> _TEXTE FOURNI_:
Le mouvement #MeToo doit s’étendre aux femmes des pays du Sud


De l’arène politique aux bureaux de direction, de la scène à la rue, le mouvement #MeToo a secoué les Canadiennes et Canadiens, braquant les projecteurs sur d’horribles abus de pouvoir et modifiant le discours national autour de l’inconduite sexuelle.

Une foule de femmes courageuses ont dénoncé leur agresseur. Cette libération de la parole ouvre la voie au changement. Depuis trop longtemps, la violence envers les femmes s’inscrit dans les disparités en matière de pouvoirs, de droits, de ressources et de liberté d’expression.

 

Ce sont dans les pays du Sud que ces disparités sont les plus profondes, là où la pauvreté extrême, les normes culturelles préjudiciables, l’échec de la règle de droit et des systèmes de justice, ainsi que la faiblesse des infrastructures publiques et des institutions démocratiques se conjuguent pour priver les femmes de leur droit de vivre sans être sexuellement exploitées. Par conséquent, des générations entières vivent dans la violence; dans certains pays, près d’une jeune femme sur deux est victime de violence sexuelle.

 

La Journée internationale des femmes est l’occasion de nous engager à nouveau envers la création d’un mouvement mondial ainsi que le partage de nos acquis et d’outils concrets aptes à renforcer l’autonomie de certaines des femmes les plus courageuses du monde qui luttent contre la violence et l’injustice.

 

Nous pouvons commencer, entre autres, par élargir les programmes novateurs qui améliorent la sensibilisation aux droits et l’accès à la justice pour les victimes de violence; par reconnaître et relever nos propres défis au sein du secteur du développement et donner l’exemple; par continuer à adopter des politiques publiques qui offrent un soutien aux femmes; par faire preuve de solidarité, tous autant que nous sommes ici au Canada, envers les femmes des pays du Sud.

 

La recherche et le financement de solutions locales pour briser le cycle de la violence et réclamer justice font partie intégrante des efforts visant à améliorer les conditions de vie des femmes et des filles. À Carrefour International, nous déployons des efforts soutenus pour renforcer la capacité des organisations locales de femmes à fournir du soutien aux survivantes. Des membres du personnel de refuges pour femmes, des conseillères et conseillers, des activistes, des avocates et avocats et des juges du Canada mettent leur temps à contribution outre-mer pour partager l’expertise qu’ils ont acquise au fil de nombreuses années de lutte acharnée contre les pratiques discriminatoires et pour renforcer le travail des institutions juridiques et démocratiques au service des femmes. Avec nos partenaires, nous travaillons également auprès des garçons et des hommes afin de rompre le cycle de la violence et de les soutenir dans la redéfinition des normes culturelles préjudiciables pour les femmes. Nous devons partager et élargir ces efforts.

> _ENREGISTREMENTS FOURNIS_:

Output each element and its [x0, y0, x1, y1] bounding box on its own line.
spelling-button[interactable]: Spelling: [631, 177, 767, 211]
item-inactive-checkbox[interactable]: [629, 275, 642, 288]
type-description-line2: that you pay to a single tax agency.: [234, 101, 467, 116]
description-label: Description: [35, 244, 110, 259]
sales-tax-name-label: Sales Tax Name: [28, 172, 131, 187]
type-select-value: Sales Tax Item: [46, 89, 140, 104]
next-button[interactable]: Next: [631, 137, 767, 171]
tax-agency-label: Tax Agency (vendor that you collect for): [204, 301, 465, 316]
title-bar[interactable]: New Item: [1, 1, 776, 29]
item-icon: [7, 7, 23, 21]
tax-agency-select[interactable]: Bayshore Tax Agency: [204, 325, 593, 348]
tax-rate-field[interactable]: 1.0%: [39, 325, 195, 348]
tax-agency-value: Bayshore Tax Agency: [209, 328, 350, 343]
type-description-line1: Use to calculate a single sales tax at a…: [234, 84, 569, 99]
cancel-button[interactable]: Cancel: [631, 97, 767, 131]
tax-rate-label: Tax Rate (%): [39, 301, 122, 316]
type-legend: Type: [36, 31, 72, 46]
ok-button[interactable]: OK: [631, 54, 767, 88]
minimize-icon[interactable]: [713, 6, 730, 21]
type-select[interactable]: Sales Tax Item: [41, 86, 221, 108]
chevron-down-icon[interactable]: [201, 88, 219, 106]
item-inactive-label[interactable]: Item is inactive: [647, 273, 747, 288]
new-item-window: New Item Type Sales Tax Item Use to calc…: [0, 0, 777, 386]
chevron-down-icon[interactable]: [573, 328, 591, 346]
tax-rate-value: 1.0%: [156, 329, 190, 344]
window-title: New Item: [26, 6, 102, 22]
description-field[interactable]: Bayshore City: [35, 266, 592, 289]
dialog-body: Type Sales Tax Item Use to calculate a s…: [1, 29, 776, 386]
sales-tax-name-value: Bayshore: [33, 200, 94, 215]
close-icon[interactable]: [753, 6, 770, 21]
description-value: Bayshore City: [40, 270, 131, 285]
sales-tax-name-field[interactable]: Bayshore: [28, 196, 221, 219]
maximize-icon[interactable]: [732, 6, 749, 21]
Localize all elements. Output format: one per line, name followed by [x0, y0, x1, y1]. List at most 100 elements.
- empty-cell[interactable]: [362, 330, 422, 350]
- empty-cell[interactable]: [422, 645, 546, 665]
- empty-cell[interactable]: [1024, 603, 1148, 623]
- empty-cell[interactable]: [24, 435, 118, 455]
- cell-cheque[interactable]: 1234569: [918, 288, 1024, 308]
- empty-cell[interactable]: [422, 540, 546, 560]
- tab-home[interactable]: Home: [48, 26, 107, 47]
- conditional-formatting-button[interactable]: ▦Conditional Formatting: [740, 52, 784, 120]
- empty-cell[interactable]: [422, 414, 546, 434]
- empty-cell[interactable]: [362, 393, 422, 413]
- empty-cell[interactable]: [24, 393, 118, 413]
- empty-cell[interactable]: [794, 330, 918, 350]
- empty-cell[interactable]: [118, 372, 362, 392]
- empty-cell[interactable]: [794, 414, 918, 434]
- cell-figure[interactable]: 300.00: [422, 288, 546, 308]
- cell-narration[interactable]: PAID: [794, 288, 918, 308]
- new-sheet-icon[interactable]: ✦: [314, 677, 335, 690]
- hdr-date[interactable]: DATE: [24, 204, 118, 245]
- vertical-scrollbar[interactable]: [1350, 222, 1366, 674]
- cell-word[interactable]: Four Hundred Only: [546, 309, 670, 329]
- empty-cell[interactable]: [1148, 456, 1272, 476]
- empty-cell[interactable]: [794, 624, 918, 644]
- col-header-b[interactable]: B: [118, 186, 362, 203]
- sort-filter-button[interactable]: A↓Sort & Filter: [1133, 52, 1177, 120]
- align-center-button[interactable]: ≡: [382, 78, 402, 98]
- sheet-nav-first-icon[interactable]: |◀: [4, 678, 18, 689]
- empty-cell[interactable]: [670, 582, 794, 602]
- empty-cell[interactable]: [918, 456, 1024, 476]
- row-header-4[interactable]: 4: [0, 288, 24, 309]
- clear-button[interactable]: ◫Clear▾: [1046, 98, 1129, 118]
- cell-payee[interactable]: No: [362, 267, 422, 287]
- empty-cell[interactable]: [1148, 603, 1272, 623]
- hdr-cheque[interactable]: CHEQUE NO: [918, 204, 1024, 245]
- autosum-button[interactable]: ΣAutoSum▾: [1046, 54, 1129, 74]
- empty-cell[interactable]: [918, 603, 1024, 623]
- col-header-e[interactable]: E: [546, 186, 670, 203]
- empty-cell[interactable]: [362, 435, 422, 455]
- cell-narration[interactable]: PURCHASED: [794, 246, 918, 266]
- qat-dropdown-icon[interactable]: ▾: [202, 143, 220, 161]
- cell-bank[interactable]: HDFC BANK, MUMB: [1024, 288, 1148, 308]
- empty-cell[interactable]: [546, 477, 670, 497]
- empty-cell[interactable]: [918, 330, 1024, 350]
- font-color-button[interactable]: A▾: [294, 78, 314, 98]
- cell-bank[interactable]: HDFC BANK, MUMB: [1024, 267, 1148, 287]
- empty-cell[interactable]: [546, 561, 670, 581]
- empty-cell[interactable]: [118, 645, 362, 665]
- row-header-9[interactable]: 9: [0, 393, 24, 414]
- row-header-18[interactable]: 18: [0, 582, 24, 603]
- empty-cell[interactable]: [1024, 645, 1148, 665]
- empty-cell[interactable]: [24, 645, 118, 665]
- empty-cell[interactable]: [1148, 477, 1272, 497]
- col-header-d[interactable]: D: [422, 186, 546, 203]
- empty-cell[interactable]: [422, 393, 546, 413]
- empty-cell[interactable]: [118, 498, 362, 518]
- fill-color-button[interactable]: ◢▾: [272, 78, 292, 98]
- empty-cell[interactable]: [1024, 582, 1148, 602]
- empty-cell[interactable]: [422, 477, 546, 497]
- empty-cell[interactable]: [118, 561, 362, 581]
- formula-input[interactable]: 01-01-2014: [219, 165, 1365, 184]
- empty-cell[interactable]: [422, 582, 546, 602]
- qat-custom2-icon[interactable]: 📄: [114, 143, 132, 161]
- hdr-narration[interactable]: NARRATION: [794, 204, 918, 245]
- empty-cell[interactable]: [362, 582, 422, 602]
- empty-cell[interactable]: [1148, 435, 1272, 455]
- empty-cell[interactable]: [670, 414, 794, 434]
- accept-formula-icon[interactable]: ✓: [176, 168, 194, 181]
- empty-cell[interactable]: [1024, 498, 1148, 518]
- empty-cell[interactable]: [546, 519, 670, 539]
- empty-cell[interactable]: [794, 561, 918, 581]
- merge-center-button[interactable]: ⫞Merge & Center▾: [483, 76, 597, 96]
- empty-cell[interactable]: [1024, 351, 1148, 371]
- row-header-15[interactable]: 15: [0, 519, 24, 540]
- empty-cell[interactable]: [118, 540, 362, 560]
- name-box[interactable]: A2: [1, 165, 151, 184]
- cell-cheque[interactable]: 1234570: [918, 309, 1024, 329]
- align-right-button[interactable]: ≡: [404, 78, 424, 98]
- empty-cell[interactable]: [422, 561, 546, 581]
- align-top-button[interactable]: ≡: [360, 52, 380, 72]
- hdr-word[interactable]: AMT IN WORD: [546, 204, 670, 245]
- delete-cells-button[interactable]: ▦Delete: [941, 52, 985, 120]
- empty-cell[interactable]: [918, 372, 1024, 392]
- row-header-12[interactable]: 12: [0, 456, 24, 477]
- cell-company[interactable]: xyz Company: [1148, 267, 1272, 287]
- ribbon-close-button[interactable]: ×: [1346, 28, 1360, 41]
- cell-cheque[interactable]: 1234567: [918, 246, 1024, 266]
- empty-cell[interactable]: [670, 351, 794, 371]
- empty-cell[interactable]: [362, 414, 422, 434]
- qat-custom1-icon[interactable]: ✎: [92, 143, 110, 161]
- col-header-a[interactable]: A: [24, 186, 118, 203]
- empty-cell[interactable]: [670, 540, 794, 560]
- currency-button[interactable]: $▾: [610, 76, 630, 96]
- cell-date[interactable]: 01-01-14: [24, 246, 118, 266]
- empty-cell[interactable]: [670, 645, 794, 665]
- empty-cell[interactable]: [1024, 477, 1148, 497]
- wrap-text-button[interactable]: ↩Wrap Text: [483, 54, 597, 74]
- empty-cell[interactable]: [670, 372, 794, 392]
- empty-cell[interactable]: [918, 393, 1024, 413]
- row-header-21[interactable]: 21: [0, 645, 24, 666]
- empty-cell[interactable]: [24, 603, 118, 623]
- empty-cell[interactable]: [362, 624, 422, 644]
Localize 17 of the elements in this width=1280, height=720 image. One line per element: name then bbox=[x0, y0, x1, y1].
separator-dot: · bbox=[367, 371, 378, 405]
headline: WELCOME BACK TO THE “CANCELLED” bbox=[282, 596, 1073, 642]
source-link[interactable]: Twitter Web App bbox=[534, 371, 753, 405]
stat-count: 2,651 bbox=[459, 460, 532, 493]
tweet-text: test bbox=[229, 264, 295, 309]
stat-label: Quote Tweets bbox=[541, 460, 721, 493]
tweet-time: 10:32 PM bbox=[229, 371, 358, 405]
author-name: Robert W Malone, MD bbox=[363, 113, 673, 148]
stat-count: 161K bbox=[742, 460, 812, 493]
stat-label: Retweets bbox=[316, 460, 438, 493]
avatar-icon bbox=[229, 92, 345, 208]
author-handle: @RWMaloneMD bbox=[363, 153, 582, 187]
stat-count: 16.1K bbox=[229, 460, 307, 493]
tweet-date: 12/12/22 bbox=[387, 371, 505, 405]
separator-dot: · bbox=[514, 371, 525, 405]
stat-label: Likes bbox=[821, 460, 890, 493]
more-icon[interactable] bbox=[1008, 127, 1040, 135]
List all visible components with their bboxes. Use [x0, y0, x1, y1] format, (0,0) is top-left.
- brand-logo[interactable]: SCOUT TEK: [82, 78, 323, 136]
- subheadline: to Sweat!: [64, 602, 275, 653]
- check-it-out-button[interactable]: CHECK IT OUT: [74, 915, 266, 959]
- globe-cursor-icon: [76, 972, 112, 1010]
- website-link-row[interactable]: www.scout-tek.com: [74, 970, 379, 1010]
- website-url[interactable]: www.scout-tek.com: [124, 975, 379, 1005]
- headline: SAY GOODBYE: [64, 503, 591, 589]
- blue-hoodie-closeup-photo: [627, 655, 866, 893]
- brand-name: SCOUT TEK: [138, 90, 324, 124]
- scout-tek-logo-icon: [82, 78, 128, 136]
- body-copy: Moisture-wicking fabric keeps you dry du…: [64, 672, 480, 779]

> _TÂCHE 1_:
Répondez aux questions suivantes sur le texte consacré au mouvement #MeToo et aux femmes des pays du Sud.
(a) Dans certains pays, quelle proportion de jeunes femmes est victime de violence sexuelle ?
(b) Quelle journée est présentée comme l'occasion de s'engager à nouveau envers la création d'un mouvement mondial ?
(c) Avec ses partenaires, auprès de qui Carrefour International travaille-t-il aussi pour rompre le cycle de la violence ?
> _TÂCHE 2_: Poursuivez le texte sur le mouvement #MeToo et les femmes des pays du Sud après sa dernière phrase.
Les enregistrements n'ont aucun lien avec le texte.

> _RÉPONSE 1_:
(a) Près d'une jeune femme sur deux.
(b) La Journée internationale des femmes.
(c) Auprès des garçons et des hommes.

> _RÉPONSE 2_:
Les récents scandales d’inconduite sexuelle montrent que même des organisations de développement international estimées peuvent être infiltrées par des agresseurs et des fournisseurs d’aide peuvent abuser de leur pouvoir. À juste titre, ce scandale a poussé le secteur à examiner et à modifier ses stratégies de formation du personnel, ses mécanismes de surveillance et ses processus de compte rendu et d’intervention. Qui plus est, il met en question notre conception même du développement international, en éradiquant le modèle donateurs-bénéficiaires pour faire place à un ensemble de plus en plus confiant et compétent d’acteurs et de partenaires du développement.

 

Le gouvernement canadien se tient audacieusement aux côtés des femmes et fait preuve de leadership en matière de coopération internationale. Dans son récent budget, il a montré son soutien aux femmes des pays du Sud en annonçant de nouveaux fonds et une transparence accrue pour le développement international et, plus précisément, pour sa Politique d’aide internationale féministe. Affaires mondiales Canada a agi avec conviction et innovation en axant ses efforts de développement sur les femmes et les filles. Si nous voulons demeurer à la hauteur de nos ambitions, nous devons maintenant concrétiser nos engagements financiers en matière d’aide internationale.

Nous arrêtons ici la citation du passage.